=== PROBLEM STATEMENT ===
Check every line of the material below for "java". Give the number of lines that have it, and only that.

=== Extracted data entries ===
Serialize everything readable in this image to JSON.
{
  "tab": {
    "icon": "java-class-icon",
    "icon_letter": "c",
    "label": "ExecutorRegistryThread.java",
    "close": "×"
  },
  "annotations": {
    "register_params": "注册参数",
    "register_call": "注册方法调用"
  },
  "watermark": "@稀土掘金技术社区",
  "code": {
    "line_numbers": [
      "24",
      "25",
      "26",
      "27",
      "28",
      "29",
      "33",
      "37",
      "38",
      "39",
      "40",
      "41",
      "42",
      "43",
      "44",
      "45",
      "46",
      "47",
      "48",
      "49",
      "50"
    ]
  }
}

=== COMPLETE ANSWER ===
2